Data listing
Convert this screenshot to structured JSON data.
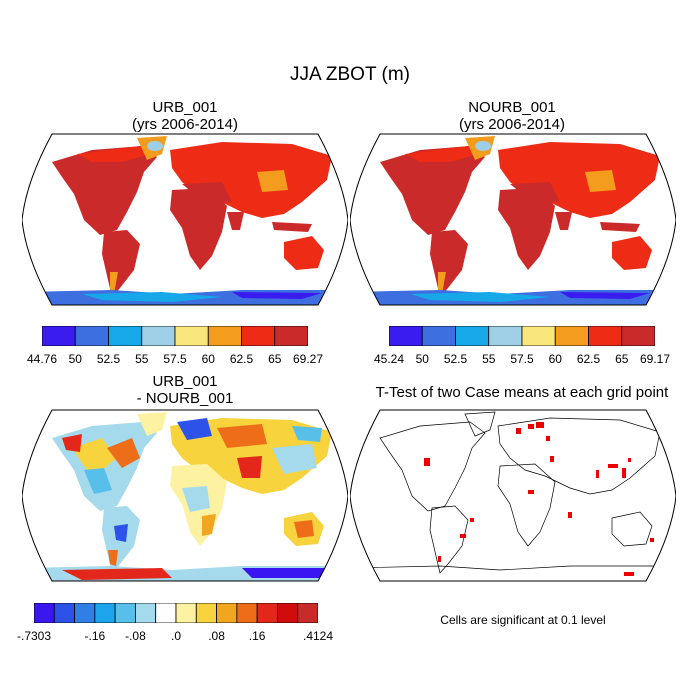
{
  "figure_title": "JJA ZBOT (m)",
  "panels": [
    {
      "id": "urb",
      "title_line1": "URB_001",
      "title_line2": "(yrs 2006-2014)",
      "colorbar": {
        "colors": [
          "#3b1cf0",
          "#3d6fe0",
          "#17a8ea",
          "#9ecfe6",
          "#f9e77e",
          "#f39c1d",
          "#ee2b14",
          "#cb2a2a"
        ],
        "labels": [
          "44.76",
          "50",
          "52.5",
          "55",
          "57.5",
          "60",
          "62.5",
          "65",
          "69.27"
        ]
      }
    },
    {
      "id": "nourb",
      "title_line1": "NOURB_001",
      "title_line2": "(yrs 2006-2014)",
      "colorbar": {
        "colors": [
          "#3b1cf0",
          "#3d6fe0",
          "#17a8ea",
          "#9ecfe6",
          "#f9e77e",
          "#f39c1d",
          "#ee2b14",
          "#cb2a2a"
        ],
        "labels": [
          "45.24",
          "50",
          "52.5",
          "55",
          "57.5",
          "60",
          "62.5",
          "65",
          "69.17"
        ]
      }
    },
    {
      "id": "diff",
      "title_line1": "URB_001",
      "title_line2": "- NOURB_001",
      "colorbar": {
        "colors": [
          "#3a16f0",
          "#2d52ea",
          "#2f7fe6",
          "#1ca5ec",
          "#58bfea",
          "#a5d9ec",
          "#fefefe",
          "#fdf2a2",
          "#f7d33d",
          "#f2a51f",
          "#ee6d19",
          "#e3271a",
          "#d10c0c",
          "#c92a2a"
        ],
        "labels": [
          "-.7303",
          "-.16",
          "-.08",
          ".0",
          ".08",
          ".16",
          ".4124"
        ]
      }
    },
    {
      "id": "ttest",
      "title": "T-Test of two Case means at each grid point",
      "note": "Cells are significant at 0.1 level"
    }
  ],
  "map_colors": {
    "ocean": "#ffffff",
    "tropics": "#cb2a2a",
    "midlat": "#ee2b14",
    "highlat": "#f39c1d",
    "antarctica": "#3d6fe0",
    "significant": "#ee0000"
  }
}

- Written request -
Exclude the pictures, and transcribe all of the material exactly.

- Response -
Convert this screenshot to structured JSON data.
{
  "figure_title": "JJA ZBOT (m)",
  "panels": [
    {
      "id": "urb",
      "title_line1": "URB_001",
      "title_line2": "(yrs 2006-2014)",
      "colorbar": {
        "colors": [
          "#3b1cf0",
          "#3d6fe0",
          "#17a8ea",
          "#9ecfe6",
          "#f9e77e",
          "#f39c1d",
          "#ee2b14",
          "#cb2a2a"
        ],
        "labels": [
          "44.76",
          "50",
          "52.5",
          "55",
          "57.5",
          "60",
          "62.5",
          "65",
          "69.27"
        ]
      }
    },
    {
      "id": "nourb",
      "title_line1": "NOURB_001",
      "title_line2": "(yrs 2006-2014)",
      "colorbar": {
        "colors": [
          "#3b1cf0",
          "#3d6fe0",
          "#17a8ea",
          "#9ecfe6",
          "#f9e77e",
          "#f39c1d",
          "#ee2b14",
          "#cb2a2a"
        ],
        "labels": [
          "45.24",
          "50",
          "52.5",
          "55",
          "57.5",
          "60",
          "62.5",
          "65",
          "69.17"
        ]
      }
    },
    {
      "id": "diff",
      "title_line1": "URB_001",
      "title_line2": "- NOURB_001",
      "colorbar": {
        "colors": [
          "#3a16f0",
          "#2d52ea",
          "#2f7fe6",
          "#1ca5ec",
          "#58bfea",
          "#a5d9ec",
          "#fefefe",
          "#fdf2a2",
          "#f7d33d",
          "#f2a51f",
          "#ee6d19",
          "#e3271a",
          "#d10c0c",
          "#c92a2a"
        ],
        "labels": [
          "-.7303",
          "-.16",
          "-.08",
          ".0",
          ".08",
          ".16",
          ".4124"
        ]
      }
    },
    {
      "id": "ttest",
      "title": "T-Test of two Case means at each grid point",
      "note": "Cells are significant at 0.1 level"
    }
  ],
  "map_colors": {
    "ocean": "#ffffff",
    "tropics": "#cb2a2a",
    "midlat": "#ee2b14",
    "highlat": "#f39c1d",
    "antarctica": "#3d6fe0",
    "significant": "#ee0000"
  }
}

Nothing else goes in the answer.